**AIM OF THE TASK:** Read the lines below. Copy out any that hold the string "följande".

**RECORDS PROVIDED:**
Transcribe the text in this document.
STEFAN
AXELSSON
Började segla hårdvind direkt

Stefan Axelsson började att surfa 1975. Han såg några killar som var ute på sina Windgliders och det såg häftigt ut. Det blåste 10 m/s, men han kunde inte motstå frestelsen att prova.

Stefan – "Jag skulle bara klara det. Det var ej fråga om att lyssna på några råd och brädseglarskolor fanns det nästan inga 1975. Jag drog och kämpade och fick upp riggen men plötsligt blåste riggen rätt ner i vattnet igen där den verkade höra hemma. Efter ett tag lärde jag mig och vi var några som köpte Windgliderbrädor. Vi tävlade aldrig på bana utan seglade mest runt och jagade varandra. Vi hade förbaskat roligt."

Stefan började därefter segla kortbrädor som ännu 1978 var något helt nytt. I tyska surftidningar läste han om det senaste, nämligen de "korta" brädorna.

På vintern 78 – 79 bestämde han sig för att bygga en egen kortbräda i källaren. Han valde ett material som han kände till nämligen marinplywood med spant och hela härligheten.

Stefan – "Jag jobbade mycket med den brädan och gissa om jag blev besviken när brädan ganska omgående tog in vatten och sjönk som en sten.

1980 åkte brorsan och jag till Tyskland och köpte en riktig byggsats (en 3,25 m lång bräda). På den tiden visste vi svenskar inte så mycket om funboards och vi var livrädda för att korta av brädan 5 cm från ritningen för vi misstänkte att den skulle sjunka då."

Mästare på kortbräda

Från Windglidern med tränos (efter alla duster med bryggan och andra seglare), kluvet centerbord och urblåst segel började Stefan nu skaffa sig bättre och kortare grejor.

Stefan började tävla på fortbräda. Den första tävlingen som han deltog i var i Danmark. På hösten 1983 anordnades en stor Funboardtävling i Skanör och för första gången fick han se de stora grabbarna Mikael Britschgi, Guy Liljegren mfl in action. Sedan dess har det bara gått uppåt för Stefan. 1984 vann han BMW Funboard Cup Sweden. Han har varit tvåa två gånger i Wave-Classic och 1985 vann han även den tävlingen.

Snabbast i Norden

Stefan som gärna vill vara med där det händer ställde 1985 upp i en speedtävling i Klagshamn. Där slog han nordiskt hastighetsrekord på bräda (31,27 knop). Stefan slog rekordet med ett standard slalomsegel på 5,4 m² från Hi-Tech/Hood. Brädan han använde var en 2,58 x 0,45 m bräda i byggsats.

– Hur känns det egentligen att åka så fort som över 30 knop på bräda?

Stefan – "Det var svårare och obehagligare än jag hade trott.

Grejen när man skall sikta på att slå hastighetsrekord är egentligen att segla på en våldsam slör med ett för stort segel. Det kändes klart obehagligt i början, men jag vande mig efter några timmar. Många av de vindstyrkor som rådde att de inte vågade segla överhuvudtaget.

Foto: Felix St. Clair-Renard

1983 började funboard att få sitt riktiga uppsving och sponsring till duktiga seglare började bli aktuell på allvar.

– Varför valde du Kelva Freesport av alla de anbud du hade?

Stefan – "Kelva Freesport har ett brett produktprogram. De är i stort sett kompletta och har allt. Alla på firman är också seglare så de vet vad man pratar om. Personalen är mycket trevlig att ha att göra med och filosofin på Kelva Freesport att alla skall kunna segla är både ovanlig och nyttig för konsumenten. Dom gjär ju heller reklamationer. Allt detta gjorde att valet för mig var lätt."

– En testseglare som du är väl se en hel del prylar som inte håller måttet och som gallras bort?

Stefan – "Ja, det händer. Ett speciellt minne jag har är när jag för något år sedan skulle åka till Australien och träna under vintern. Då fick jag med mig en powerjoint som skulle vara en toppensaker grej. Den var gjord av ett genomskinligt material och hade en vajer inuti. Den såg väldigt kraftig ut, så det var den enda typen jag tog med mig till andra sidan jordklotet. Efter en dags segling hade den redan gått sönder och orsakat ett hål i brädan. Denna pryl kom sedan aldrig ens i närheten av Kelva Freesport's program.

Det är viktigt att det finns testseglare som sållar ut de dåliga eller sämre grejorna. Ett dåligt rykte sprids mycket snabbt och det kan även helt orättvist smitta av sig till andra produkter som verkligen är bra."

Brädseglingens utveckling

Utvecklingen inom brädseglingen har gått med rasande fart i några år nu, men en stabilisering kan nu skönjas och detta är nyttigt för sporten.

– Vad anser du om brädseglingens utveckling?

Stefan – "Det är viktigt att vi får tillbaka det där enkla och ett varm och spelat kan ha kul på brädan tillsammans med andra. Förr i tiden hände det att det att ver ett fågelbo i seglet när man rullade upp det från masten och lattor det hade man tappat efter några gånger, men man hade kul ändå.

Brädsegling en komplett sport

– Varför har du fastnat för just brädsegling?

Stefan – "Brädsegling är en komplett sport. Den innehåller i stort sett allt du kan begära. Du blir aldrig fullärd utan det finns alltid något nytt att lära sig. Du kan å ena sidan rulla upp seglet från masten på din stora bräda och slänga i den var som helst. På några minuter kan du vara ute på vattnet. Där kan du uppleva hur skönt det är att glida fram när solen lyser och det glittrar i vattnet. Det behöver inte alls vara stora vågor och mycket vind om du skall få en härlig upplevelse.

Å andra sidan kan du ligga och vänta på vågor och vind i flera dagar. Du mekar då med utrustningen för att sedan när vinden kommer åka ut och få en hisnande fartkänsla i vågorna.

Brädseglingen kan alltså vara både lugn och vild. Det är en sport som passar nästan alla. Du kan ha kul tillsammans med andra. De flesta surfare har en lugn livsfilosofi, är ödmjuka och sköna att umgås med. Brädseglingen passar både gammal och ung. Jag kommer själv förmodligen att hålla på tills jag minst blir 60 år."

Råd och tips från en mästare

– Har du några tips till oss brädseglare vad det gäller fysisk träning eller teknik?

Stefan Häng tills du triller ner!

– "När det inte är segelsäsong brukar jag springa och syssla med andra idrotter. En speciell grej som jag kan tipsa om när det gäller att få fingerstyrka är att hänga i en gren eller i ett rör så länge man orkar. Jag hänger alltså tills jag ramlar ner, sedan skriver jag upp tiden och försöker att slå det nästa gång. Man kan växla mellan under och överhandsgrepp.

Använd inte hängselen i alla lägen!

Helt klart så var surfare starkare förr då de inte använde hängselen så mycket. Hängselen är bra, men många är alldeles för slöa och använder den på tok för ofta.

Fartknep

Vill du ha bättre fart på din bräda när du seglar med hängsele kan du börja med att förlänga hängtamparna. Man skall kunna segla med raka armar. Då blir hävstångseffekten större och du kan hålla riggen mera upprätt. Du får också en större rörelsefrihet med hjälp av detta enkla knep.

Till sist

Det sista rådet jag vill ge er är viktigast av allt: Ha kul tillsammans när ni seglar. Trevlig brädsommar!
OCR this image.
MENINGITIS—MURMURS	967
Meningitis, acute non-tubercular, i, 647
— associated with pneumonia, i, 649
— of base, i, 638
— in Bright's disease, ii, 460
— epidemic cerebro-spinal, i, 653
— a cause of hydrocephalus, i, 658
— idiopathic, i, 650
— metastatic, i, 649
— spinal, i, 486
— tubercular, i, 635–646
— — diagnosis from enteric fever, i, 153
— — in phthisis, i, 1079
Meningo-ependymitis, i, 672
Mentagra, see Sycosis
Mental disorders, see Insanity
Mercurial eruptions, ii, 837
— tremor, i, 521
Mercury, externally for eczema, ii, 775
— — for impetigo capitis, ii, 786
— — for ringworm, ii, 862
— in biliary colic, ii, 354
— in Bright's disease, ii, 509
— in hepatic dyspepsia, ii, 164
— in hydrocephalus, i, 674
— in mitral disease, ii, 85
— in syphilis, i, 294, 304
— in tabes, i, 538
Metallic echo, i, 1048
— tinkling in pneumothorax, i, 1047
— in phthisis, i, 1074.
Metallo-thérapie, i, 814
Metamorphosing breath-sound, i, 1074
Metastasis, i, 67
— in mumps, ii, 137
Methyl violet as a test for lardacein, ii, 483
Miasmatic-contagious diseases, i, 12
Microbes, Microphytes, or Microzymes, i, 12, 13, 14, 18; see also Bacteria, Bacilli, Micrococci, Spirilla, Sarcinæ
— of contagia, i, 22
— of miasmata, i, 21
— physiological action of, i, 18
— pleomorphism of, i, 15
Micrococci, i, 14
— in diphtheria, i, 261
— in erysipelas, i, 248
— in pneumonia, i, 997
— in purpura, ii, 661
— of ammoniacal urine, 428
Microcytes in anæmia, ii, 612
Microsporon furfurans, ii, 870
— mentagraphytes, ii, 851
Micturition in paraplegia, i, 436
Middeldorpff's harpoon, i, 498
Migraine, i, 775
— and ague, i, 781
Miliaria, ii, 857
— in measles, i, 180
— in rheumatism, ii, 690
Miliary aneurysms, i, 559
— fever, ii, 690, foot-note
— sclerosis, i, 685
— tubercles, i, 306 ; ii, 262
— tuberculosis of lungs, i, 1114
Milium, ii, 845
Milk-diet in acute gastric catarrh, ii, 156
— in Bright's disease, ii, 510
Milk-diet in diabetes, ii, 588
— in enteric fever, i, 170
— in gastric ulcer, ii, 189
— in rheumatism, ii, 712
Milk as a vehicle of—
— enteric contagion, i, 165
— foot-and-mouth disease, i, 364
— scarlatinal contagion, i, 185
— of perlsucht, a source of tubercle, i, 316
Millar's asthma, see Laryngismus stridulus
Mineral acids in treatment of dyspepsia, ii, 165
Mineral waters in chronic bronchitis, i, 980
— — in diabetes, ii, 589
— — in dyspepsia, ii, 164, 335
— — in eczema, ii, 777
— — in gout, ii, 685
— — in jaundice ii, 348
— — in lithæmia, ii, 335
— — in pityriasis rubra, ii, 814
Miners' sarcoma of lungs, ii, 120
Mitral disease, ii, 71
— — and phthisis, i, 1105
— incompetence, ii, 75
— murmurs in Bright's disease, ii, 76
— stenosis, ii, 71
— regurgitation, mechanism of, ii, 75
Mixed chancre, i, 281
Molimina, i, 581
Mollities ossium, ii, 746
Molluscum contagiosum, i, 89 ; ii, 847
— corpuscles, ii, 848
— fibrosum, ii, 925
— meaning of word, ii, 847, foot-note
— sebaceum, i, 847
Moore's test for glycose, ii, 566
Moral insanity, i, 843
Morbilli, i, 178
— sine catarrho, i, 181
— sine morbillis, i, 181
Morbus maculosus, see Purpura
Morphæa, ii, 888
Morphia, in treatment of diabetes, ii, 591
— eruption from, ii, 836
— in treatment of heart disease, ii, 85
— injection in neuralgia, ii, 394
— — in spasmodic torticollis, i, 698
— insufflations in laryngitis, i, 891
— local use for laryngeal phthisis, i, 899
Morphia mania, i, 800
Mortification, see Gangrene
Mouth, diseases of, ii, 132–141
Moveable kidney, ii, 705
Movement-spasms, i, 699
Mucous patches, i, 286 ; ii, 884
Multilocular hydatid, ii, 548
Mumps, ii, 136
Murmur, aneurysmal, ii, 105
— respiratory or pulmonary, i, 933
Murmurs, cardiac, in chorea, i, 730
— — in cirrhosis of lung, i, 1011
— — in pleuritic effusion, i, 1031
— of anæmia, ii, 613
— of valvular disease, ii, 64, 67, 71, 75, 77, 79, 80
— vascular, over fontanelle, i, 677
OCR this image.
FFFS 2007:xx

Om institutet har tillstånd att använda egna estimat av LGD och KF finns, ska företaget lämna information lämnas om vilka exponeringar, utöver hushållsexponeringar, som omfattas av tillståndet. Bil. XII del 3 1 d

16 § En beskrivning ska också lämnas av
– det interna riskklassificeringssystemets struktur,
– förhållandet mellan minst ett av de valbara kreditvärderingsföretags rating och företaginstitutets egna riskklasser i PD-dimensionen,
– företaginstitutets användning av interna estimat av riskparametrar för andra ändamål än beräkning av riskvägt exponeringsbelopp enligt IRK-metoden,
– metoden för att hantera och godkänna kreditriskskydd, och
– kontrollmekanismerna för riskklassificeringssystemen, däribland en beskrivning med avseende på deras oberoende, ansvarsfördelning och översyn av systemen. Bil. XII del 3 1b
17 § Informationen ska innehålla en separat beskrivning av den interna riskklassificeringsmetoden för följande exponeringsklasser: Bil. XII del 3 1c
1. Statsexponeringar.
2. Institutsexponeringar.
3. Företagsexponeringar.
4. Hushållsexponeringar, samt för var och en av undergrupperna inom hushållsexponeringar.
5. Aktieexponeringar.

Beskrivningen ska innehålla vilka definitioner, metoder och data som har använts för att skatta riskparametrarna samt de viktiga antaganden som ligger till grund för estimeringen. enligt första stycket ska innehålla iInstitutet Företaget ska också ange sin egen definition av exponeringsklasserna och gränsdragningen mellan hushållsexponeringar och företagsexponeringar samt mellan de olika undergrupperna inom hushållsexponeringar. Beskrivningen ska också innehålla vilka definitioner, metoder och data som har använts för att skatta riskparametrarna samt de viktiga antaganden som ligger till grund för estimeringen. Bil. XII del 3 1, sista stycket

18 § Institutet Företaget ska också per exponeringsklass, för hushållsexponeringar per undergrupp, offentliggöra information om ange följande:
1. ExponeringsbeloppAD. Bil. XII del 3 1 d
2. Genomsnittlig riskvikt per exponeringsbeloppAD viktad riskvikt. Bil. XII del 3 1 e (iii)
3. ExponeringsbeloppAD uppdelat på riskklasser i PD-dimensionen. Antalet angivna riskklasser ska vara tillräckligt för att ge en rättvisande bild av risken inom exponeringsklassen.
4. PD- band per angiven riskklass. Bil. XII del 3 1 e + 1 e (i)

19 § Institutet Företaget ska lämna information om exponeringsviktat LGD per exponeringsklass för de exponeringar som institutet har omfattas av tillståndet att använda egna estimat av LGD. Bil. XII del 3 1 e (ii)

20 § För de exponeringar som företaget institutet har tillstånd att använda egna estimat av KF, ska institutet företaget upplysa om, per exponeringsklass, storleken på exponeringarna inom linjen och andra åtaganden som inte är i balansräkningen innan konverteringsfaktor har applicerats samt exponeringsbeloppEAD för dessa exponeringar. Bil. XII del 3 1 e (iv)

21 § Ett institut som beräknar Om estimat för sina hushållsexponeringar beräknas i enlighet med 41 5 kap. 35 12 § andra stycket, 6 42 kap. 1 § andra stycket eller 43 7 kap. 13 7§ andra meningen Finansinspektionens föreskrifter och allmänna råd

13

**TASK RESULT:**
17 § Informationen ska innehålla en separat beskrivning av den interna riskklassificeringsmetoden för följande exponeringsklasser: Bil. XII del 3 1c
18 § Institutet Företaget ska också per exponeringsklass, för hushållsexponeringar per undergrupp, offentliggöra information om ange följande:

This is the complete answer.